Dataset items
---+---
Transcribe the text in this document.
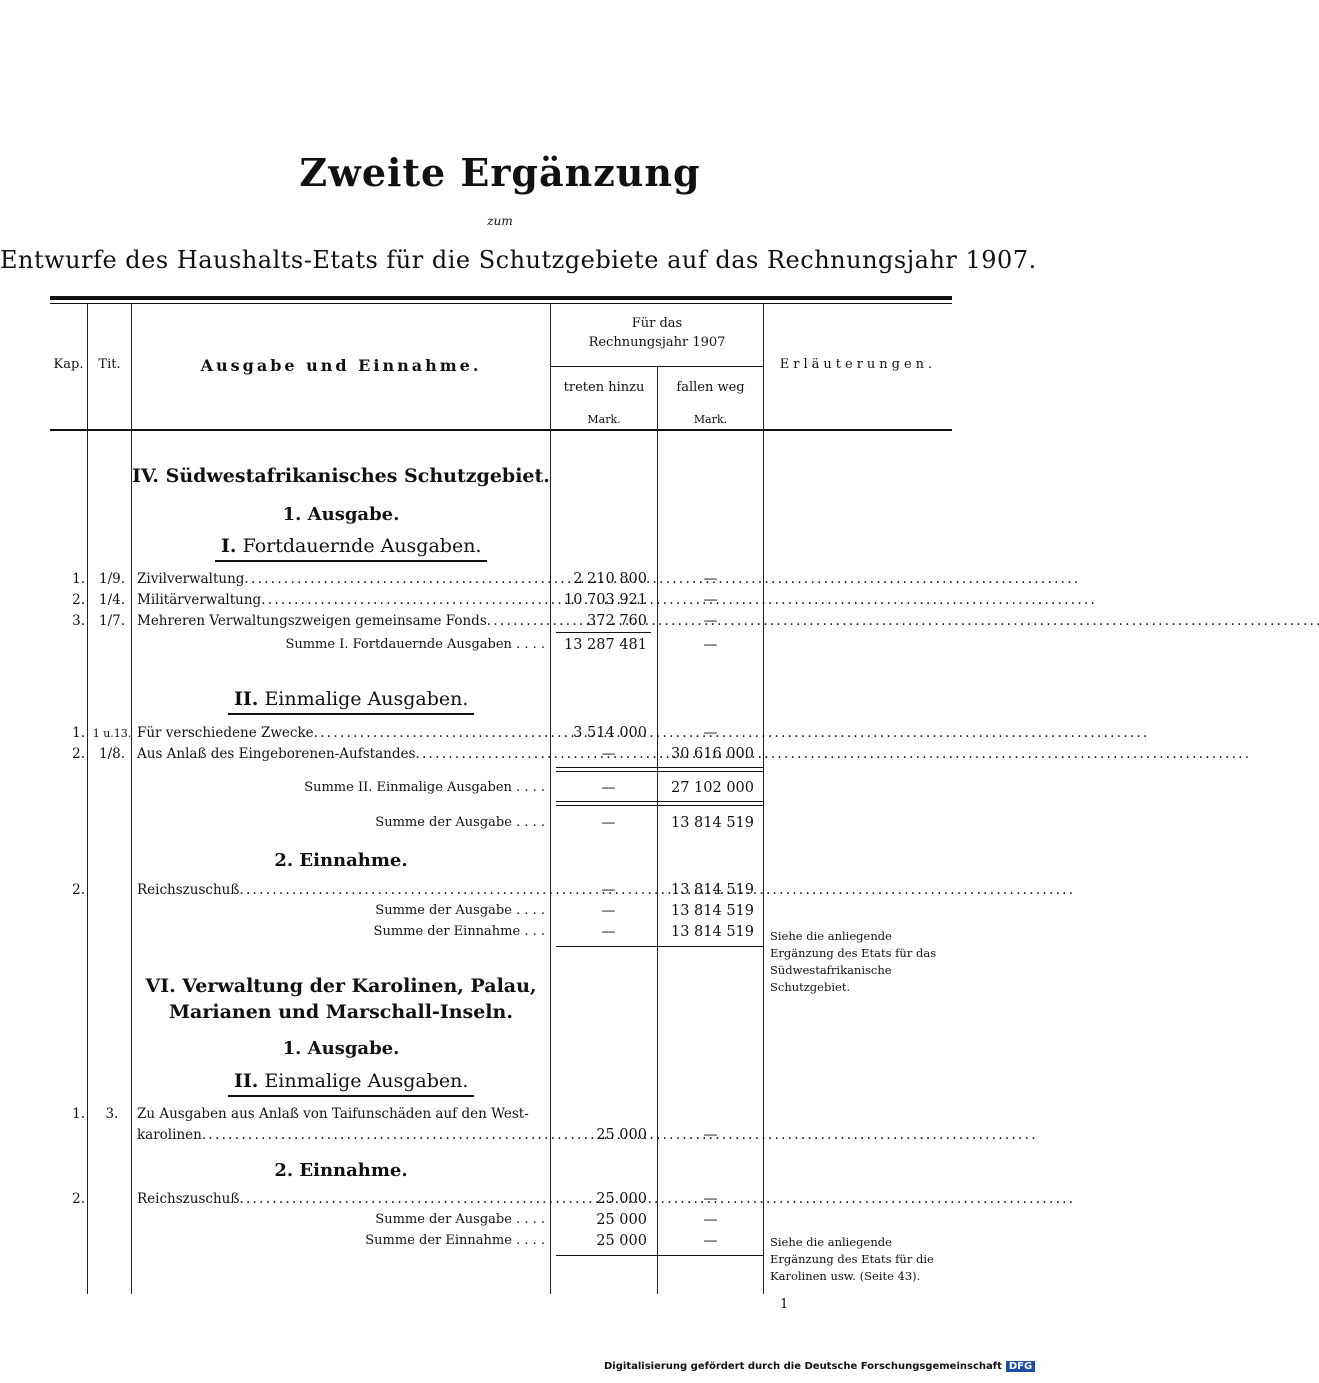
Zweite Ergänzung
zum
Entwurfe des Haushalts-Etats für die Schutzgebiete auf das Rechnungsjahr 1907.
Kap.	Tit.	Ausgabe und Einnahme.
Für das
Rechnungsjahr 1907
treten hinzu	fallen weg
Mark.	Mark.
Erläuterungen.
IV. Südwestafrikanisches Schutzgebiet.
1. Ausgabe.
I. Fortdauernde Ausgaben.
1.	1/9. Zivilverwaltung . . .	2 210 800	—
2.	1/4. Militärverwaltung . . .	10 703 921	—
3.	1/7. Mehreren Verwaltungszweigen gemeinsame Fonds . . .	372 760	—
Summe I. Fortdauernde Ausgaben . . . .	13 287 481	—
II. Einmalige Ausgaben.
1. 1 u.13. Für verschiedene Zwecke . . .	3 514 000	—
2.	1/8. Aus Anlaß des Eingeborenen-Aufstandes . . .	—	30 616 000
Summe II. Einmalige Ausgaben . . . .	—	27 102 000
Summe der Ausgabe . . . .	—	13 814 519
2. Einnahme.
2.	Reichszuschuß . . .	—	13 814 519
Summe der Ausgabe . . . .	—	13 814 519
Summe der Einnahme . . .	—	13 814 519 Siehe die anliegende Ergänzung des Etats für das Südwestafrikanische Schutzgebiet.
VI. Verwaltung der Karolinen, Palau,
Marianen und Marschall-Inseln.
1. Ausgabe.
II. Einmalige Ausgaben.
1.	3.	Zu Ausgaben aus Anlaß von Taifunschäden auf den West-
karolinen . . .	25 000	—
2. Einnahme.
2.	Reichszuschuß . . .	25 000	—
Summe der Ausgabe . . . .	25 000	—
Summe der Einnahme . . . .	25 000	—	Siehe die anliegende Ergänzung des Etats für die Karolinen usw. (Seite 43).
1
Digitalisierung gefördert durch die Deutsche Forschungsgemeinschaft DFG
---+---
Your instructions: Leave out the pictures and transcribe the entries above exactly.

Exercise solution:
Transcribe the text in this document.
Zweite Ergänzung
zum
Entwurfe des Haushalts-Etats für die Schutzgebiete auf das Rechnungsjahr 1907.
Kap.	Tit.	Ausgabe und Einnahme.
Für das
Rechnungsjahr 1907
treten hinzu	fallen weg
Mark.	Mark.
Erläuterungen.
IV. Südwestafrikanisches Schutzgebiet.
1. Ausgabe.
I. Fortdauernde Ausgaben.
1.	1/9. Zivilverwaltung . . .	2 210 800	—
2.	1/4. Militärverwaltung . . .	10 703 921	—
3.	1/7. Mehreren Verwaltungszweigen gemeinsame Fonds . . .	372 760	—
Summe I. Fortdauernde Ausgaben . . . .	13 287 481	—
II. Einmalige Ausgaben.
1. 1 u.13. Für verschiedene Zwecke . . .	3 514 000	—
2.	1/8. Aus Anlaß des Eingeborenen-Aufstandes . . .	—	30 616 000
Summe II. Einmalige Ausgaben . . . .	—	27 102 000
Summe der Ausgabe . . . .	—	13 814 519
2. Einnahme.
2.	Reichszuschuß . . .	—	13 814 519
Summe der Ausgabe . . . .	—	13 814 519
Summe der Einnahme . . .	—	13 814 519 Siehe die anliegende Ergänzung des Etats für das Südwestafrikanische Schutzgebiet.
VI. Verwaltung der Karolinen, Palau,
Marianen und Marschall-Inseln.
1. Ausgabe.
II. Einmalige Ausgaben.
1.	3.	Zu Ausgaben aus Anlaß von Taifunschäden auf den West-
karolinen . . .	25 000	—
2. Einnahme.
2.	Reichszuschuß . . .	25 000	—
Summe der Ausgabe . . . .	25 000	—
Summe der Einnahme . . . .	25 000	—	Siehe die anliegende Ergänzung des Etats für die Karolinen usw. (Seite 43).
1
Digitalisierung gefördert durch die Deutsche Forschungsgemeinschaft DFG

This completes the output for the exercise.